--- START OF Data supplied ---
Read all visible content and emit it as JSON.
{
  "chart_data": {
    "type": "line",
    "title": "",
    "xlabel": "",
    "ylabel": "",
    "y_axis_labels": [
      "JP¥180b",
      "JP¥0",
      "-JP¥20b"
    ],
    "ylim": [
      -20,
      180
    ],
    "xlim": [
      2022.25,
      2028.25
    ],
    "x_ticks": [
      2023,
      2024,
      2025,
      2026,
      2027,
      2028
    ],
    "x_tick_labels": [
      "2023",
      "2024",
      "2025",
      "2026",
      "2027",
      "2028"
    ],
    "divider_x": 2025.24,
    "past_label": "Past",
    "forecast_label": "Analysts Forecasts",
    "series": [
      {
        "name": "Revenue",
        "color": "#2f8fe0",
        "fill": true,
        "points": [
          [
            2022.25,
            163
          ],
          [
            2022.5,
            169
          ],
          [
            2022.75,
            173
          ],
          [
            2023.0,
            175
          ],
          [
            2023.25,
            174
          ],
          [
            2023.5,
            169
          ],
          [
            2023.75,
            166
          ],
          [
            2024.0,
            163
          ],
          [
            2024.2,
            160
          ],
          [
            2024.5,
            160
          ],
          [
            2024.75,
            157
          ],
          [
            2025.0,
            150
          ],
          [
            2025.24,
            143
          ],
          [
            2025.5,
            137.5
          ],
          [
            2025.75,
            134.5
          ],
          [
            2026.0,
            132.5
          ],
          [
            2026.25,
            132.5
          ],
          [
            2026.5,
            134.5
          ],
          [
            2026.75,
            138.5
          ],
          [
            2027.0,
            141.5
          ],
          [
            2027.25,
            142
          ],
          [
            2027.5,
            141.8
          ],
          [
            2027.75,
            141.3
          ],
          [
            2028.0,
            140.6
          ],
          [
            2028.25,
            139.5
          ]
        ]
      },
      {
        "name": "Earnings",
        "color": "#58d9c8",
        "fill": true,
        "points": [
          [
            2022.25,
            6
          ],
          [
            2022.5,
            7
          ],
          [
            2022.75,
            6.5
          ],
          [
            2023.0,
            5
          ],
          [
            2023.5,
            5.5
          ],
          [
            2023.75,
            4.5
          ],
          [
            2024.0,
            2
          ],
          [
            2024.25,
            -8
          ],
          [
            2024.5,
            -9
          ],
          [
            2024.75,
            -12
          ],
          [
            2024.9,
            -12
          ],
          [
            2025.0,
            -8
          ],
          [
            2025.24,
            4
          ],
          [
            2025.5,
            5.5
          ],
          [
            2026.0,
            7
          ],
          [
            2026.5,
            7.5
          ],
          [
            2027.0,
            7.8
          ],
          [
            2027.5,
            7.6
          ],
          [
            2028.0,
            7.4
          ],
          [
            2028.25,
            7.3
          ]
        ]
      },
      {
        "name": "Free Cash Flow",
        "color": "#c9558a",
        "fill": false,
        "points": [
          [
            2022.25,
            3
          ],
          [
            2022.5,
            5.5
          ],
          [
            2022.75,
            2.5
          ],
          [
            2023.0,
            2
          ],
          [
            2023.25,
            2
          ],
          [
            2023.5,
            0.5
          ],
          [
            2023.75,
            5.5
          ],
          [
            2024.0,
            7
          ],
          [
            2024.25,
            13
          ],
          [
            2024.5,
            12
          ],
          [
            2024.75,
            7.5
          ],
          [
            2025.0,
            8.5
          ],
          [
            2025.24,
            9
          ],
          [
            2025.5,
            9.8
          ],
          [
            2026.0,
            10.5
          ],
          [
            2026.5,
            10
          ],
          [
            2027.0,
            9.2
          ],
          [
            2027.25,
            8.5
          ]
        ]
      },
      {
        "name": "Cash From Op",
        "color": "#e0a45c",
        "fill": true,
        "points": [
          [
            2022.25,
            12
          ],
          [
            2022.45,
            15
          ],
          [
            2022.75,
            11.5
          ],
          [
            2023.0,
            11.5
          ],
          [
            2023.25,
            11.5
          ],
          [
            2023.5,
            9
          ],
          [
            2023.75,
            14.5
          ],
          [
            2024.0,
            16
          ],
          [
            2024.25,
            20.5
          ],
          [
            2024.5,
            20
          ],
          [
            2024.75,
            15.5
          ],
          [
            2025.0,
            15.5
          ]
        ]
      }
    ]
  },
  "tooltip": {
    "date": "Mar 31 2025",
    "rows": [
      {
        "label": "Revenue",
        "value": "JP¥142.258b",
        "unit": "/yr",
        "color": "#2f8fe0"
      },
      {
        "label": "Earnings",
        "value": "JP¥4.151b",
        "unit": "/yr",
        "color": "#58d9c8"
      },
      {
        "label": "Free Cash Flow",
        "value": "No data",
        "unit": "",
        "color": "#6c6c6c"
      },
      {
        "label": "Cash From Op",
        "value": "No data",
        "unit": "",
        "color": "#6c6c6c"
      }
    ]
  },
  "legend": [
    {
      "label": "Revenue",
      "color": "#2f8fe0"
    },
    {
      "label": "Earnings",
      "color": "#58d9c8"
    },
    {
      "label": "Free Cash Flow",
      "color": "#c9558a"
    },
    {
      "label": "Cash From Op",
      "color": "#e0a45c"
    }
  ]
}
--- END OF Data supplied ---
* Exercise
In the material above, find each line that contains the word "name", and select it.

* Solution to this exercise
        "name": "Revenue",
        "name": "Earnings",
        "name": "Free Cash Flow",
        "name": "Cash From Op",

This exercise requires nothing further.